WORK TO DO
Recast every line of the records below as a numbered list, omitting any blank lines and the pictures.

======== RECORD SET

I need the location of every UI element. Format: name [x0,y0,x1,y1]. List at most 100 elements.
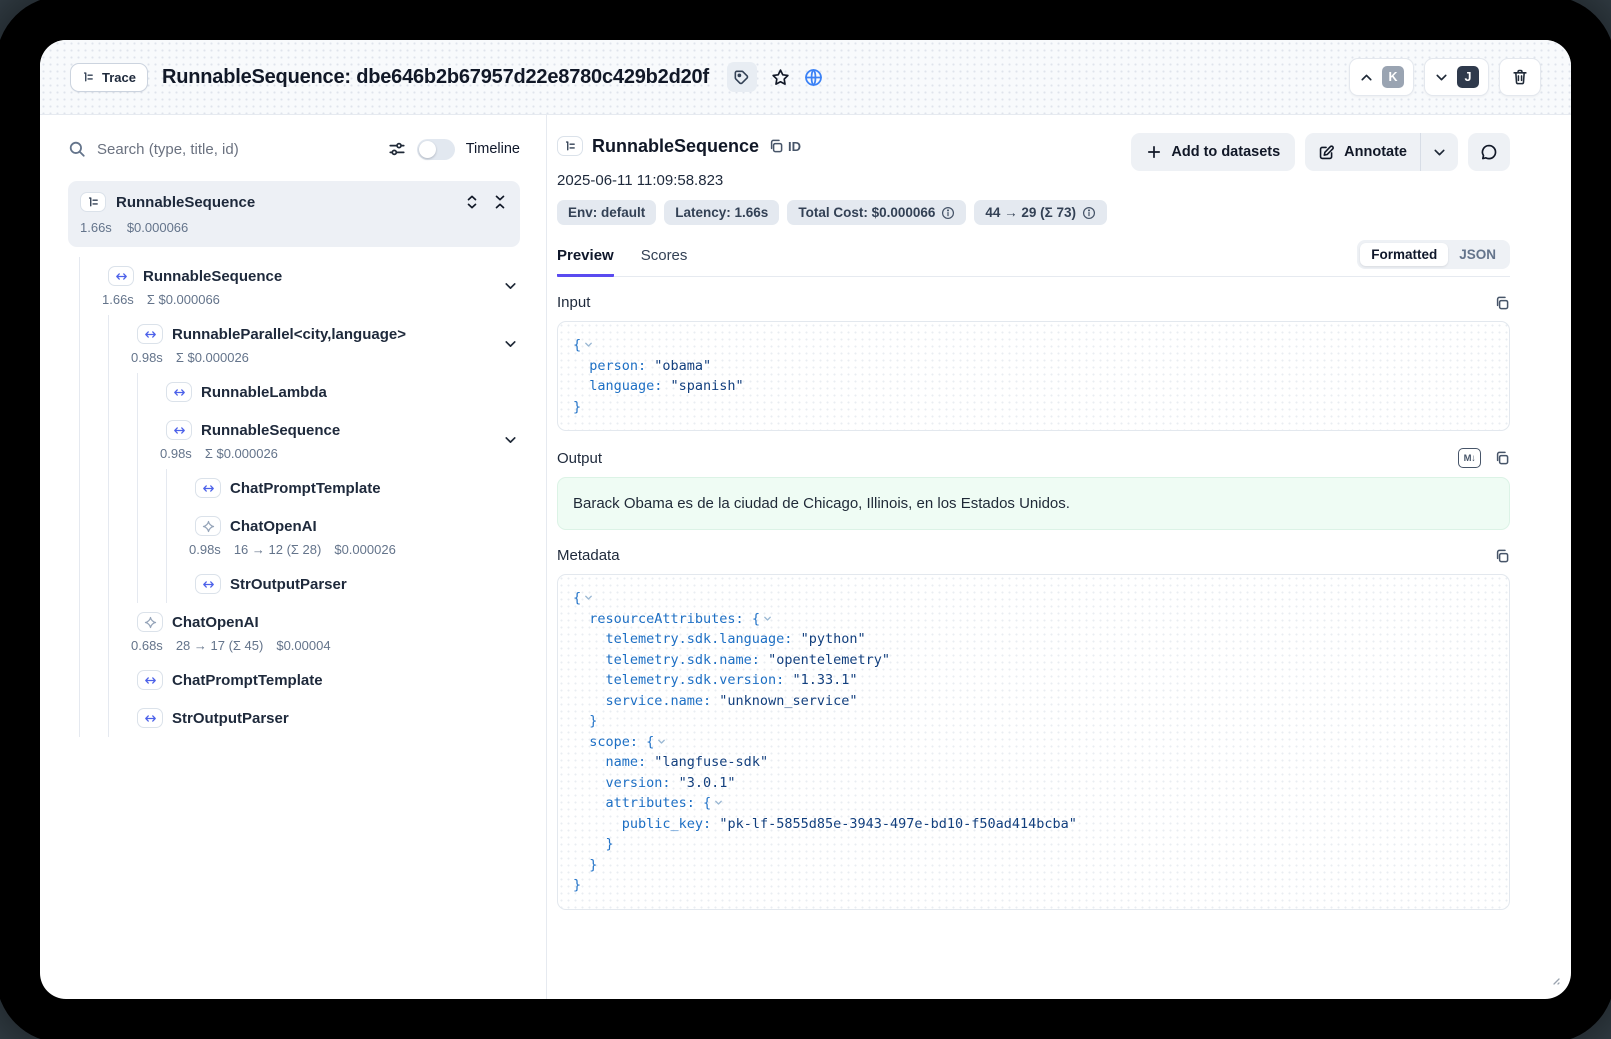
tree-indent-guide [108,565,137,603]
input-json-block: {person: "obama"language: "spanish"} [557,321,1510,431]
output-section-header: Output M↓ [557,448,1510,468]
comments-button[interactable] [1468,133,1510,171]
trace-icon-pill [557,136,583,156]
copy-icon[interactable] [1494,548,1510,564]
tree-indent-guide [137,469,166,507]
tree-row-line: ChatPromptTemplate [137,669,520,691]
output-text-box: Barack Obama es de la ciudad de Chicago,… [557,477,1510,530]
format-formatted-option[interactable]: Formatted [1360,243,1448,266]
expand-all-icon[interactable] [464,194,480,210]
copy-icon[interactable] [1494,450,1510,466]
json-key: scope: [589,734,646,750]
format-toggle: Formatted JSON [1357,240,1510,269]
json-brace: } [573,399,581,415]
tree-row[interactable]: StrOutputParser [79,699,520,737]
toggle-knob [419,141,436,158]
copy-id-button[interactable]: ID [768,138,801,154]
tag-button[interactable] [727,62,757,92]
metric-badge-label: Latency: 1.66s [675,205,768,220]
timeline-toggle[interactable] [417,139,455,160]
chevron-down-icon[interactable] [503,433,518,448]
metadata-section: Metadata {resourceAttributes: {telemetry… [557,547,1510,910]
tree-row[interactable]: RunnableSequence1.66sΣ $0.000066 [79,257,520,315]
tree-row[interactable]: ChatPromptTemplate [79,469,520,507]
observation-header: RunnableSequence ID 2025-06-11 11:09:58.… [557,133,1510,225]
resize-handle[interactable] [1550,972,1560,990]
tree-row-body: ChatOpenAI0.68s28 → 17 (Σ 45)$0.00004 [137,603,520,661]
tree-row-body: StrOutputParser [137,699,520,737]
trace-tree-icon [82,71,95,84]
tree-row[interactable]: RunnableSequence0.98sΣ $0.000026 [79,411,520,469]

================

RESPONSE BELOW
1. I need the location of every UI element. Format: name [x0,y0,x1,y1]. List at most 100 elements.
2. tree-indent-guide [108,565,137,603]
3. input-json-block: {person: "obama"language: "spanish"} [557,321,1510,431]
4. output-section-header: Output M↓ [557,448,1510,468]
5. comments-button[interactable] [1468,133,1510,171]
6. trace-icon-pill [557,136,583,156]
7. copy-icon[interactable] [1494,548,1510,564]
8. tree-indent-guide [137,469,166,507]
9. tree-row-line: ChatPromptTemplate [137,669,520,691]
10. output-text-box: Barack Obama es de la ciudad de Chicago,… [557,477,1510,530]
11. format-formatted-option[interactable]: Formatted [1360,243,1448,266]
12. expand-all-icon[interactable] [464,194,480,210]
13. copy-icon[interactable] [1494,450,1510,466]
14. json-key: scope: [589,734,646,750]
15. format-toggle: Formatted JSON [1357,240,1510,269]
16. json-brace: } [573,399,581,415]
17. tree-row[interactable]: StrOutputParser [79,699,520,737]
18. toggle-knob [419,141,436,158]
19. copy-id-button[interactable]: ID [768,138,801,154]
20. tag-button[interactable] [727,62,757,92]
21. metric-badge-label: Latency: 1.66s [675,205,768,220]
22. timeline-toggle[interactable] [417,139,455,160]
23. chevron-down-icon[interactable] [503,433,518,448]
24. metadata-section: Metadata {resourceAttributes: {telemetry… [557,547,1510,910]
25. tree-row[interactable]: RunnableSequence1.66sΣ $0.000066 [79,257,520,315]
26. tree-row[interactable]: ChatPromptTemplate [79,469,520,507]
27. observation-header: RunnableSequence ID 2025-06-11 11:09:58.… [557,133,1510,225]
28. resize-handle[interactable] [1550,972,1560,990]
29. tree-row-body: ChatOpenAI0.68s28 → 17 (Σ 45)$0.00004 [137,603,520,661]
30. tree-row-body: StrOutputParser [137,699,520,737]
31. trace-tree-icon [82,71,95,84]
32. tree-row[interactable]: RunnableSequence0.98sΣ $0.000026 [79,411,520,469]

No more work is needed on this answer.